Instrução dada 1 ▸ Pode reproduzir, sem alterar nada, o trecho do texto sobre as parteiras do Egito que vai de "No Egito antigo, o" até "de forma independente."?
Instrução dada 2 ▸ Pode apresentar como uma lista JSON de strings, uma para cada linha e sem linhas em branco, o trecho das entradas que vai da linha que contém "feedback-button[interactable]: Feedback [838,9,910,36]" até a linha que contém "x-tick-label: 28 [849,348,859,358]", com as duas incluídas?

Página ▸
··········

“”Tu me viste antes de eu ter nascido, os dias que tinham sido criados para mim foram todos escritos no teu livro, quando ainda nenhum deles existia”.(Sl 139.16)
No Egito antigo, o faraó deu ordem às parteiras para matarem todos os hebreuzinhos do sexo masculino que viessem à luz sob aquele sol. Ele pretendia enfraquecer e reduzir a raça hebreia radicada no país. Raça, aliás, já então submetida à escravidão, além de sofrer outros ultrajes do gênero. As parteiras, por temor ao Deus de Israel, esquivaram-se de fazer a matança, argumentando, para se justificarem perante faraó, que as mulheres israelitas eram vigorosas e, por isso, tinham partos rápidos e de forma independente.

··········

Material de entrada ▸
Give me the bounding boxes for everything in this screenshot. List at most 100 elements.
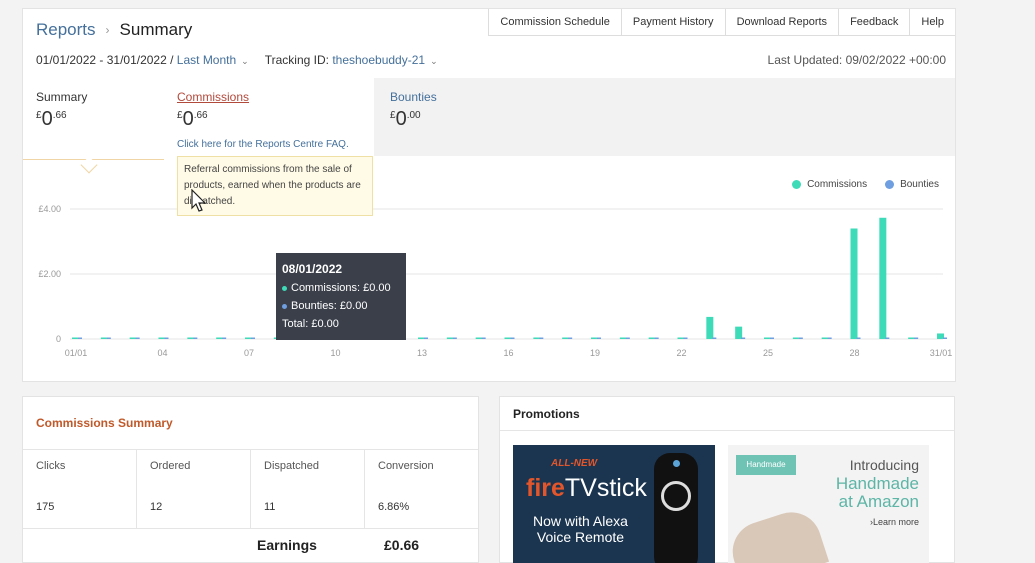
feedback-button[interactable]: Feedback [838,9,910,36]
commissions-bar [879,217,887,339]
x-tick-label: 22 [676,348,686,358]
amount-decimal: .66 [52,110,67,121]
x-tick-label: 13 [417,348,427,358]
commissions-bar [792,337,800,339]
breadcrumb-reports-link[interactable]: Reports [36,20,96,40]
commissions-bar [418,337,425,339]
x-tick-label: 28 [849,348,859,358]
commissions-summary-card: Commissions Summary Clicks 175 Ordered 1… [22,396,479,563]
page-title: Summary [119,20,193,39]
summary-value: 11 [264,501,276,513]
tab-summary[interactable]: Summary £0.66 [23,78,164,174]
active-tab-caret [80,156,98,174]
bounties-bar [510,337,515,339]
commissions-bar [591,337,598,339]
tooltip-bounties-text: Bounties: £0.00 [291,300,368,312]
legend-dot [792,180,802,189]
summary-head: Dispatched [264,460,320,472]
x-tick-label: 16 [503,348,513,358]
commissions-summary-title: Commissions Summary [36,416,173,430]
reports-faq-link[interactable]: Click here for the Reports Centre FAQ. [177,139,361,150]
tab-bounties[interactable]: Bounties £0.00 [377,78,577,156]
banner-fire-word: fire [526,474,565,502]
handmade-at-amazon-banner[interactable]: Handmade Introducing Handmade at Amazon ›… [728,445,929,563]
summary-head: Conversion [378,460,434,472]
earnings-label: Earnings [257,537,317,553]
bounties-bar [770,337,774,339]
y-tick-label: 0 [56,334,61,344]
remote-control-image [654,453,698,563]
commissions-bar [129,337,137,339]
earnings-chart: 0 £2.00 £4.00 01/01 04 07 10 13 16 19 22 25 28 31/01 [38,204,953,358]
commissions-bar [187,337,195,339]
bounties-bar [452,337,457,339]
commissions-bar [648,337,656,339]
help-button[interactable]: Help [909,9,955,36]
amount-decimal: .66 [193,110,208,121]
bounties-bar [106,337,111,339]
tooltip-commissions-text: Commissions: £0.00 [291,282,391,294]
banner-all-new: ALL-NEW [551,458,598,469]
learn-more-link[interactable]: ›Learn more [870,517,919,527]
banner-fire-tv-title: fireTVstick [526,474,647,503]
bounties-bar [885,337,890,339]
tooltip-commissions: Commissions: £0.00 [282,279,400,297]
tab-bounties-label[interactable]: Bounties [390,90,564,104]
bounties-bar [164,337,169,339]
banner-alexa-line1: Now with Alexa [533,513,628,529]
handmade-craft-image [728,504,830,563]
x-tick-label: 10 [330,348,340,358]
bounties-amount: £0.00 [390,108,564,131]
tab-summary-label: Summary [36,90,88,104]
handmade-title-line1: Handmade [835,474,919,493]
bounties-bar [712,337,717,339]
summary-col-conversion: Conversion 6.86% [365,450,478,528]
tab-commissions[interactable]: Commissions £0.66 Click here for the Rep… [164,78,374,156]
commission-schedule-button[interactable]: Commission Schedule [488,9,621,36]
bounties-bar [654,337,659,339]
tracking-id-label: Tracking ID: [264,53,329,67]
tab-commissions-label[interactable]: Commissions [177,90,361,104]
commissions-bar [216,337,224,339]
tracking-id-dropdown[interactable]: theshoebuddy-21 ⌄ [332,53,437,67]
chevron-down-icon: ⌄ [430,56,438,66]
banner-alexa-line2: Voice Remote [536,529,625,545]
payment-history-button[interactable]: Payment History [620,9,725,36]
banner-tvstick-word: TVstick [564,474,647,502]
y-tick-label: £2.00 [38,269,61,279]
commissions-bar [100,337,108,339]
amount-decimal: .00 [406,110,421,121]
promotions-card: Promotions ALL-NEW fireTVstick Now with … [499,396,955,563]
bounties-bar [597,337,601,339]
bounties-bar [914,337,919,339]
banner-alexa-text: Now with Alexa Voice Remote [533,513,628,545]
commissions-bar [850,228,858,339]
bounties-bar [625,337,630,339]
amount-whole: 0 [182,108,194,130]
handmade-intro: Introducing [849,457,919,473]
commissions-bar [533,337,541,339]
commissions-bar [937,333,944,339]
bounties-bar [827,337,832,339]
period-dropdown[interactable]: Last Month ⌄ [177,53,249,67]
commissions-summary-table: Clicks 175 Ordered 12 Dispatched 11 Conv… [23,449,478,529]
summary-value: 6.86% [378,501,410,513]
bounties-bar [251,337,255,339]
currency-symbol: £ [36,110,42,121]
promotions-title: Promotions [513,407,580,421]
last-updated: Last Updated: 09/02/2022 +00:00 [767,53,946,67]
breadcrumb-separator: › [105,23,110,37]
fire-tv-stick-banner[interactable]: ALL-NEW fireTVstick Now with Alexa Voice … [513,445,715,563]
earnings-value: £0.66 [384,537,420,553]
commissions-bar [158,337,166,339]
commissions-bar [72,337,79,339]
summary-col-ordered: Ordered 12 [137,450,251,528]
bounties-bar [798,337,803,339]
bounties-bar [222,337,227,339]
bullet-icon [282,285,287,291]
bullet-icon [282,303,287,309]
bounties-bar [741,337,746,339]
x-tick-label: 31/01 [930,348,953,358]
tooltip-date: 08/01/2022 [282,262,343,276]
download-reports-button[interactable]: Download Reports [724,9,839,36]
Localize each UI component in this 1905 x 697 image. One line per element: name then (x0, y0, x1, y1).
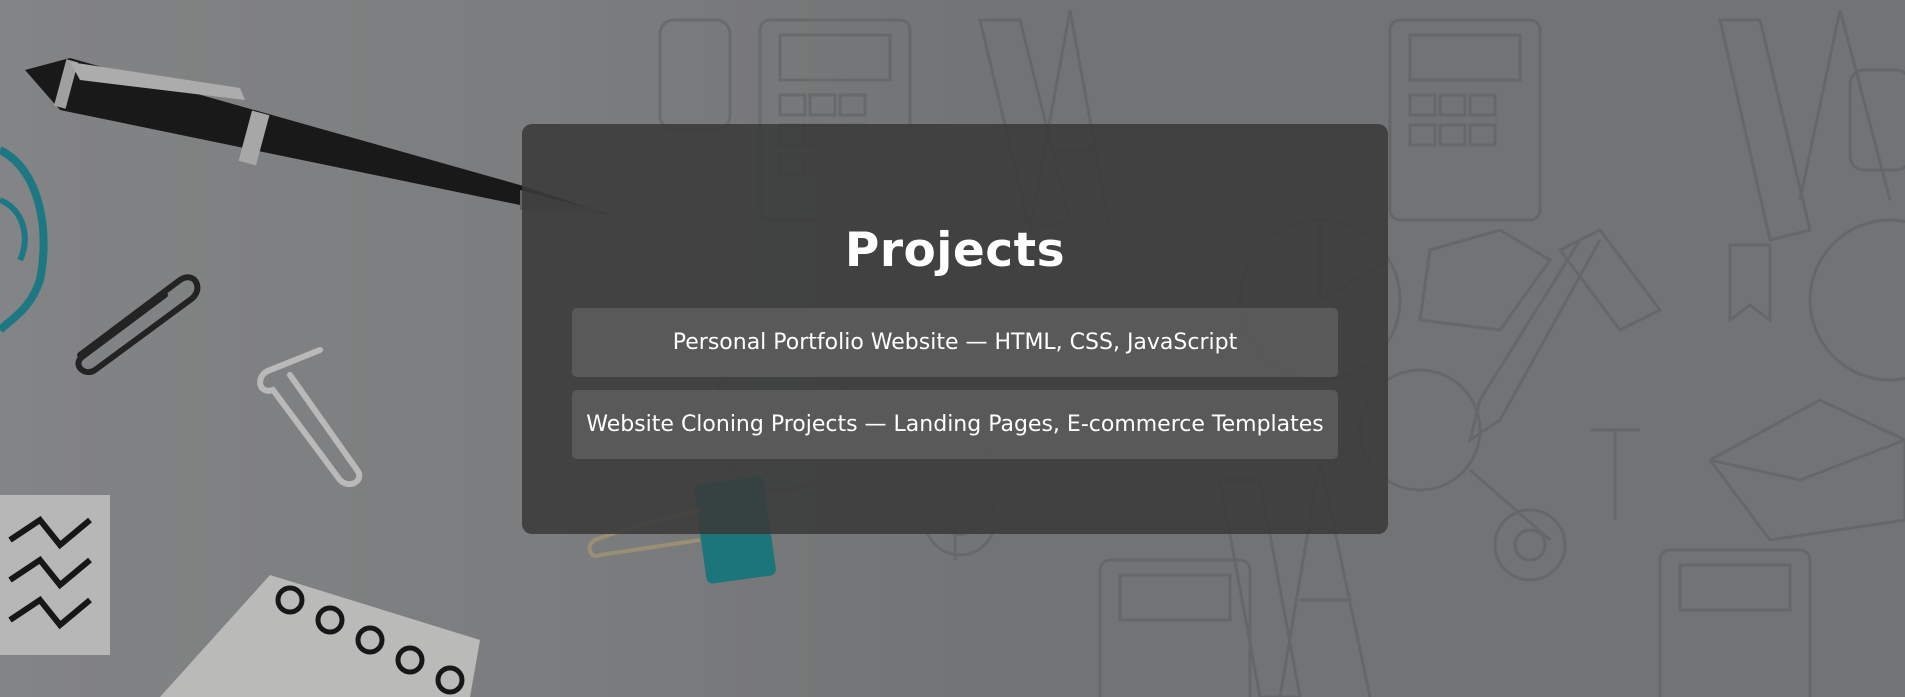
section-title: Projects (844, 223, 1066, 278)
project-item-portfolio[interactable]: Personal Portfolio Website — HTML, CSS, … (572, 308, 1338, 377)
project-list: Personal Portfolio Website — HTML, CSS, … (522, 308, 1388, 459)
projects-panel: Projects Personal Portfolio Website — HT… (522, 124, 1388, 534)
project-item-website-cloning[interactable]: Website Cloning Projects — Landing Pages… (572, 390, 1338, 459)
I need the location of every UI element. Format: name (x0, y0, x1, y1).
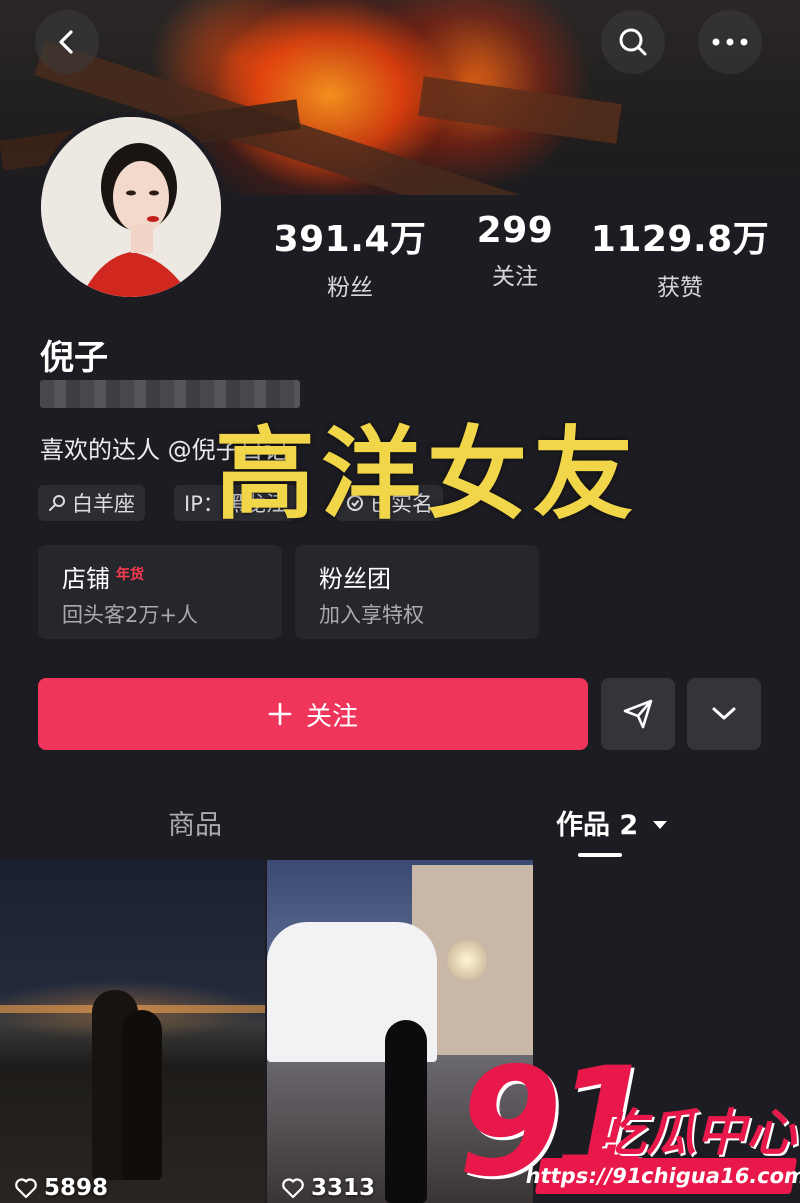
share-button[interactable] (601, 678, 675, 750)
photo-figure (122, 1010, 162, 1180)
back-button[interactable] (35, 10, 99, 74)
heart-icon (15, 1178, 37, 1199)
search-button[interactable] (601, 10, 665, 74)
follow-label: 关注 (305, 701, 358, 732)
fan-club-subtitle: 加入享特权 (319, 603, 424, 627)
search-icon (49, 495, 65, 511)
stat-label: 关注 (492, 264, 538, 290)
likes-stat[interactable]: 1129.8万 获赞 (590, 210, 770, 302)
stat-value: 299 (476, 210, 554, 251)
more-options-button[interactable] (687, 678, 761, 750)
post-thumbnail[interactable]: 5898 (0, 860, 265, 1203)
avatar[interactable] (36, 112, 226, 302)
photo-figure (385, 1020, 427, 1203)
tag-label: 白羊座 (72, 492, 135, 516)
likes-count: 3313 (311, 1175, 376, 1201)
tab-works[interactable]: 作品 2 (556, 803, 668, 842)
shop-badge: 年货 (116, 567, 144, 583)
post-likes: 5898 (14, 1175, 108, 1201)
heart-icon (282, 1178, 304, 1199)
caret-down-icon (652, 821, 667, 829)
following-stat[interactable]: 299 关注 (455, 210, 575, 291)
active-tab-indicator (578, 853, 622, 857)
banner-log (418, 76, 622, 144)
chevron-down-icon (712, 707, 736, 720)
watermark-logo-name: 吃瓜中心 (596, 1104, 796, 1162)
more-icon (712, 38, 748, 46)
stat-label: 粉丝 (327, 275, 373, 301)
plus-icon (268, 702, 292, 726)
back-icon (59, 30, 73, 54)
more-button[interactable] (698, 10, 762, 74)
shop-title: 店铺 年货 (62, 565, 144, 593)
fan-club-card[interactable]: 粉丝团 加入享特权 (295, 545, 539, 639)
watermark-url: https://91chigua16.com (524, 1158, 800, 1194)
follow-button[interactable]: 关注 (38, 678, 588, 750)
tab-goods[interactable]: 商品 (168, 803, 222, 842)
stat-label: 获赞 (657, 275, 703, 301)
profile-name: 倪子 (40, 338, 108, 378)
street-light (447, 940, 487, 980)
shop-card[interactable]: 店铺 年货 回头客2万+人 (38, 545, 282, 639)
overlay-caption: 高洋女友 (215, 416, 639, 533)
followers-stat[interactable]: 391.4万 粉丝 (270, 210, 430, 302)
tag-zodiac: 白羊座 (38, 485, 145, 521)
stats-bar: 391.4万 粉丝 299 关注 1129.8万 获赞 (260, 210, 780, 302)
fan-club-title: 粉丝团 (319, 565, 391, 593)
avatar-image (41, 117, 221, 297)
send-icon (623, 699, 653, 729)
shop-subtitle: 回头客2万+人 (62, 603, 198, 627)
stat-value: 391.4万 (273, 219, 427, 260)
stat-value: 1129.8万 (590, 219, 770, 260)
likes-count: 5898 (44, 1175, 109, 1201)
post-likes: 3313 (281, 1175, 375, 1201)
search-icon (619, 28, 647, 56)
tab-works-label: 作品 2 (556, 810, 639, 841)
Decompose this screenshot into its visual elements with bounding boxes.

··········

Solução escrita 1 ▸
No Egito antigo, o faraó deu ordem às parteiras para matarem todos os hebreuzinhos do sexo masculino que viessem à luz sob aquele sol. Ele pretendia enfraquecer e reduzir a raça hebreia radicada no país. Raça, aliás, já então submetida à escravidão, além de sofrer outros ultrajes do gênero. As parteiras, por temor ao Deus de Israel, esquivaram-se de fazer a matança, argumentando, para se justificarem perante faraó, que as mulheres israelitas eram vigorosas e, por isso, tinham partos rápidos e de forma independente.

Solução escrita 2 ▸
[
  "feedback-button[interactable]: Feedback [838,9,910,36]",
  "commissions-bar [879,217,887,339]",
  "x-tick-label: 22 [676,348,686,358]",
  "amount-decimal: .66 [52,110,67,121]",
  "x-tick-label: 13 [417,348,427,358]",
  "commissions-bar [792,337,800,339]",
  "breadcrumb-reports-link[interactable]: Reports [36,20,96,40]",
  "commissions-bar [418,337,425,339]",
  "x-tick-label: 28 [849,348,859,358]"
]